▶ Direction
Select, from the material below, each line with "this" in it.

+++ Data shown +++

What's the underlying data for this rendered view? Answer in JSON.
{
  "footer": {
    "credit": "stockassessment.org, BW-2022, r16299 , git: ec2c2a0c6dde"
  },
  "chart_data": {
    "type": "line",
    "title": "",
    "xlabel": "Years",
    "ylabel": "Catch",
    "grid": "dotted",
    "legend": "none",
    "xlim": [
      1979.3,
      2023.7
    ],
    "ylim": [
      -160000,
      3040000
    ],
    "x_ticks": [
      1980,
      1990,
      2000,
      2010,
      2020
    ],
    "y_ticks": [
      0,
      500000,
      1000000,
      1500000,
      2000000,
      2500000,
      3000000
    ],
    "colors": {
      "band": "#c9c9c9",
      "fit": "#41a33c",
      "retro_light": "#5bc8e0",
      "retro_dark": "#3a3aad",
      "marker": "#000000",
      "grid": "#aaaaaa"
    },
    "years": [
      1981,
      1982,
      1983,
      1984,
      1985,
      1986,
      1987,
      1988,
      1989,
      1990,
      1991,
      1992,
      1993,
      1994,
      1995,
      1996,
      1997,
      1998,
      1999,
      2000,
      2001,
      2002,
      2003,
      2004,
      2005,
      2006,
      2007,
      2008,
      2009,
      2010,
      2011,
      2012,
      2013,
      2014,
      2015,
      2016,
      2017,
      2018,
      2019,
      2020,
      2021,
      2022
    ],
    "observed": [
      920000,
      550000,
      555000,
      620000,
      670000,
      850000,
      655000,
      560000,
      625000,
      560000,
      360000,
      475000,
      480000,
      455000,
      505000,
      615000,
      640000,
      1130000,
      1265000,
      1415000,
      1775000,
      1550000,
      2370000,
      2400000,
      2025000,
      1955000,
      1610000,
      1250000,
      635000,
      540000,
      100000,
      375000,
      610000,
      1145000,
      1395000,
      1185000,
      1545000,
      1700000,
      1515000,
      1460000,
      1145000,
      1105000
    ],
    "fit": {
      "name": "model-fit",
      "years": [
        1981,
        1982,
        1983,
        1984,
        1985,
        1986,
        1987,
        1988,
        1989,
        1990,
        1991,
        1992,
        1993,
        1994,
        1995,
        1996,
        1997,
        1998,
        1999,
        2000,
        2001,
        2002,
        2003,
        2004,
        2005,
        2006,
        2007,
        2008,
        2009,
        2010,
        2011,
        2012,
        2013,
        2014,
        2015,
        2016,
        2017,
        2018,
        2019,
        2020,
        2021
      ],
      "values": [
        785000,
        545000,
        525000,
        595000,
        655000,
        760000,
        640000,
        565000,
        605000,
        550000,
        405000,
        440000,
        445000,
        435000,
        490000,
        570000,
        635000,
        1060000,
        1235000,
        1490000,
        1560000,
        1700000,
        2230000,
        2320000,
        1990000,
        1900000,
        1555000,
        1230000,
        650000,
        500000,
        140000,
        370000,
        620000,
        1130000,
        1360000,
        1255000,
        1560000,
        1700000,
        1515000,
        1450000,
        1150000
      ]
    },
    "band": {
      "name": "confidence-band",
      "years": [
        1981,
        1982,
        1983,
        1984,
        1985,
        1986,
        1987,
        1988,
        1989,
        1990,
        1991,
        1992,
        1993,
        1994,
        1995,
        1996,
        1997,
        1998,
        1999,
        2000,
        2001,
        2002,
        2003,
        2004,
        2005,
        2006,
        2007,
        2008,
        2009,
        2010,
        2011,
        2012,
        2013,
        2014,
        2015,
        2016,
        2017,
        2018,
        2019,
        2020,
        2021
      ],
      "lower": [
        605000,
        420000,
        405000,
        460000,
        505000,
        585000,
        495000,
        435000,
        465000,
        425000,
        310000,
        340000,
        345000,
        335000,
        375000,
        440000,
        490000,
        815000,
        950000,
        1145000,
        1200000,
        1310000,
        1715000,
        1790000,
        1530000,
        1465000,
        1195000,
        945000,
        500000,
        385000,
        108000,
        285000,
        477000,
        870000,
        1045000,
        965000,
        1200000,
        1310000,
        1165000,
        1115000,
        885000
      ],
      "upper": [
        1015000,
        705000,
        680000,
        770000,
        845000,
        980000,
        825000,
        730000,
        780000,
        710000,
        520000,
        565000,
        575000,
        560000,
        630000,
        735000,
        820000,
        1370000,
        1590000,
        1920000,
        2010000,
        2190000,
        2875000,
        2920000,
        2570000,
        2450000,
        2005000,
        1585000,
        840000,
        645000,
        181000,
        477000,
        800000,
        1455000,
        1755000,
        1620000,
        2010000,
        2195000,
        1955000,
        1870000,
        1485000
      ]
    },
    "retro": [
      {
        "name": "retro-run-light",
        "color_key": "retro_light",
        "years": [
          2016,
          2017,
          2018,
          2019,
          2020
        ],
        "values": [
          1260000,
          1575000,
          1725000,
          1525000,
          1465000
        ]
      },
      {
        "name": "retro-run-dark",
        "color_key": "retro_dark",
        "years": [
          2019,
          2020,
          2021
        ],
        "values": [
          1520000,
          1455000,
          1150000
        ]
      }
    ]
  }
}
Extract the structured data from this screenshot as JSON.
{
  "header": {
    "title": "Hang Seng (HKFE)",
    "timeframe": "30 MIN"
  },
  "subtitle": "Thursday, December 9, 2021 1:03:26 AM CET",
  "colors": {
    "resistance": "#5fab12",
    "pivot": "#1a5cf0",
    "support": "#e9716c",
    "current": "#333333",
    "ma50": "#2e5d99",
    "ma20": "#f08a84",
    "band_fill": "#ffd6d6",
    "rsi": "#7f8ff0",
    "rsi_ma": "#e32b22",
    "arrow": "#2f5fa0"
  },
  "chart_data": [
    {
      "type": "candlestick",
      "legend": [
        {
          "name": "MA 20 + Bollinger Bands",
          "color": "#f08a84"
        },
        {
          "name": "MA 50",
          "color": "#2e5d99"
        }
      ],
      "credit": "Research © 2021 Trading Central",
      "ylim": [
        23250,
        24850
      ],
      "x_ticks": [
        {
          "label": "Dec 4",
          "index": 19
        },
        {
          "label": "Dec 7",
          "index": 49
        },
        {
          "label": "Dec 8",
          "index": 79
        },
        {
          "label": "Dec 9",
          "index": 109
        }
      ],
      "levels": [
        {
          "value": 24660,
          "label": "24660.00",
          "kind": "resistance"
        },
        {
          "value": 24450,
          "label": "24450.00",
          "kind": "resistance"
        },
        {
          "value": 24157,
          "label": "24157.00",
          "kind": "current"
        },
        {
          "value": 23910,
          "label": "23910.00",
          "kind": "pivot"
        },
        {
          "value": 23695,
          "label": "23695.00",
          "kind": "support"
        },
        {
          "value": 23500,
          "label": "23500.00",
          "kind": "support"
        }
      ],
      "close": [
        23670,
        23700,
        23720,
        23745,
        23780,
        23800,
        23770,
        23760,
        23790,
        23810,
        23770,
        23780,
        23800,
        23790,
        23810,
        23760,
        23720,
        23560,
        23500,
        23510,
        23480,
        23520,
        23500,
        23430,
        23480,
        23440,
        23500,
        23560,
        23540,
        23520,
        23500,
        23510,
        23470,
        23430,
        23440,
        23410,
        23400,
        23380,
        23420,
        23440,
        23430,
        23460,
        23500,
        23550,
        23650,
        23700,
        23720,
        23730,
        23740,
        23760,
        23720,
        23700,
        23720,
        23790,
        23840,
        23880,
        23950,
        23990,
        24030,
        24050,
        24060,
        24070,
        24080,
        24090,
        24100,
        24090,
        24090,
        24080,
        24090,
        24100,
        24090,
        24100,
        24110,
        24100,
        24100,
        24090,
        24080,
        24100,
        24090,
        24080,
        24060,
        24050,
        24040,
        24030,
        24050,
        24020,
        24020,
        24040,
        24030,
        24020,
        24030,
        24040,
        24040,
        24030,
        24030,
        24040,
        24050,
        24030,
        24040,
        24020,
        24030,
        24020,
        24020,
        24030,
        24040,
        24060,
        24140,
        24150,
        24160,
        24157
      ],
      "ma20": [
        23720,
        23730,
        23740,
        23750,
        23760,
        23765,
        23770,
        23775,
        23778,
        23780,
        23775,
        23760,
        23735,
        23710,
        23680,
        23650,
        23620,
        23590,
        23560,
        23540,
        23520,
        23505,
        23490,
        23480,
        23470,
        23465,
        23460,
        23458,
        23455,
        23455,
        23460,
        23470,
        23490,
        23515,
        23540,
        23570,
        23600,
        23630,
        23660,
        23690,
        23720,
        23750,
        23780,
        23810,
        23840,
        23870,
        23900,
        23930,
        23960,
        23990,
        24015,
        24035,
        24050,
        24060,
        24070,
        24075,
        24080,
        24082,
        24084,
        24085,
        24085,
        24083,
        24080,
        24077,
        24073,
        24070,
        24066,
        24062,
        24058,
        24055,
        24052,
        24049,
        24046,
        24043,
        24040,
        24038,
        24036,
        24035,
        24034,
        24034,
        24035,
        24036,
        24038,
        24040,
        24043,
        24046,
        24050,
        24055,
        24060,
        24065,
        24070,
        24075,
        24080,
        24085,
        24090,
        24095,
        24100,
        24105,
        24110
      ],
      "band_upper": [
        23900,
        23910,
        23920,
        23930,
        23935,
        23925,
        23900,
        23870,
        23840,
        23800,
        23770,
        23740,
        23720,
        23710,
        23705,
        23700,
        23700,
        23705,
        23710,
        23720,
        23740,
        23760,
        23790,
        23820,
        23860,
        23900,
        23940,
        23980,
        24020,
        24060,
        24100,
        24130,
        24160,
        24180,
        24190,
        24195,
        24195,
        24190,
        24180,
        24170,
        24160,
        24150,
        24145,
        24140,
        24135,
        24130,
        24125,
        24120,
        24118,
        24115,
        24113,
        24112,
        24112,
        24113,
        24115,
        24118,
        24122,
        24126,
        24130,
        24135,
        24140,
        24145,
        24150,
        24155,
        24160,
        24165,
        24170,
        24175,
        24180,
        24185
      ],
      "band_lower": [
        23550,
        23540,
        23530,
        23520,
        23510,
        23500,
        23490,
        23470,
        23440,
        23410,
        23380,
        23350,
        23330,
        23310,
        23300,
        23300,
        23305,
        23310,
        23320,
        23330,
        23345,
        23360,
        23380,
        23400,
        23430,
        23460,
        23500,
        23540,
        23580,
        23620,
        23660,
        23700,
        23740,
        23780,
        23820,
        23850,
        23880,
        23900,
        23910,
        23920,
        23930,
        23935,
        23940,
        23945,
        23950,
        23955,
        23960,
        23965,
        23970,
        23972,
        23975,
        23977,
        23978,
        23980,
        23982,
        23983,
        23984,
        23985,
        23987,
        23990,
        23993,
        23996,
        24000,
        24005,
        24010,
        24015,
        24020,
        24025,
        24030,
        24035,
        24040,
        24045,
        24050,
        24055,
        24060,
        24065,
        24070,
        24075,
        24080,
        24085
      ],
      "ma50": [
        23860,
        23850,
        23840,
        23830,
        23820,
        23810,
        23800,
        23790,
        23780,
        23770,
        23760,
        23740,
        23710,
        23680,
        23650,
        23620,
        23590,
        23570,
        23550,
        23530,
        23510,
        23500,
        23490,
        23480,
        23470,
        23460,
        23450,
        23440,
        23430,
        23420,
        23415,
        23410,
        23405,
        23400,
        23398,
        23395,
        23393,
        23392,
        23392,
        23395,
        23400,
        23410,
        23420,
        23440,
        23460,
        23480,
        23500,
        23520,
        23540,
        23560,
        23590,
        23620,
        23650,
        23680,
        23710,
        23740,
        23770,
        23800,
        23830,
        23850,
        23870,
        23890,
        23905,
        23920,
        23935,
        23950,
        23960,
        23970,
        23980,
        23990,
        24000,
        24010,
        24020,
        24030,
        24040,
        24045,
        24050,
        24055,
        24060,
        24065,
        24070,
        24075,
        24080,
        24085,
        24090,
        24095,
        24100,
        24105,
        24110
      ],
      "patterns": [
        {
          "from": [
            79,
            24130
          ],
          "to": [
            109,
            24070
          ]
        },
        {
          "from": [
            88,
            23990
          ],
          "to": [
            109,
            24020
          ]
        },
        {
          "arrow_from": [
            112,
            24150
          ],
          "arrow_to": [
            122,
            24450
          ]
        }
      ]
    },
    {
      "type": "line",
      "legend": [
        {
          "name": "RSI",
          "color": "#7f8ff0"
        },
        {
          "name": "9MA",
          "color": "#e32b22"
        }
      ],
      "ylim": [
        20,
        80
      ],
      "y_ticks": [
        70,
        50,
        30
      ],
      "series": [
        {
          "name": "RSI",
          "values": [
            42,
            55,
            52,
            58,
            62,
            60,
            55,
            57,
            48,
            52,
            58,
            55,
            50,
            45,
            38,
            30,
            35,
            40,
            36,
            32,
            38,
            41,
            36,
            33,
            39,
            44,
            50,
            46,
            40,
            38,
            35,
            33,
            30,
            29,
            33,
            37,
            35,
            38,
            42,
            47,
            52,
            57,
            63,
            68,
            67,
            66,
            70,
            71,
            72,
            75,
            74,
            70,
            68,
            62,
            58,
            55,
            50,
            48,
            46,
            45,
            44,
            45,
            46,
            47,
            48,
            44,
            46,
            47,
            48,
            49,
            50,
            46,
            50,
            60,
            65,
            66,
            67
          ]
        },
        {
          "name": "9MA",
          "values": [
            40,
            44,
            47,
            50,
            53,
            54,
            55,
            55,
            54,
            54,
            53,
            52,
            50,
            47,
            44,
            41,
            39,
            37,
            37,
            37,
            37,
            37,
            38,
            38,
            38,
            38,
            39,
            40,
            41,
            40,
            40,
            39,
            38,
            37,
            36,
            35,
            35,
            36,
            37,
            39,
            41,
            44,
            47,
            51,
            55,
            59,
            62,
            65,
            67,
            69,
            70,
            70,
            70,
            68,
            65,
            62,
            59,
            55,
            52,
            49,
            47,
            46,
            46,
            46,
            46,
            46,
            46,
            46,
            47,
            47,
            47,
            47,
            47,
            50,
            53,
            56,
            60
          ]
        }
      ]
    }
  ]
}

+++

▶ Exercise output
What's the underlying data for this rendered view? Answer in JSON.
Extract the structured data from this screenshot as JSON.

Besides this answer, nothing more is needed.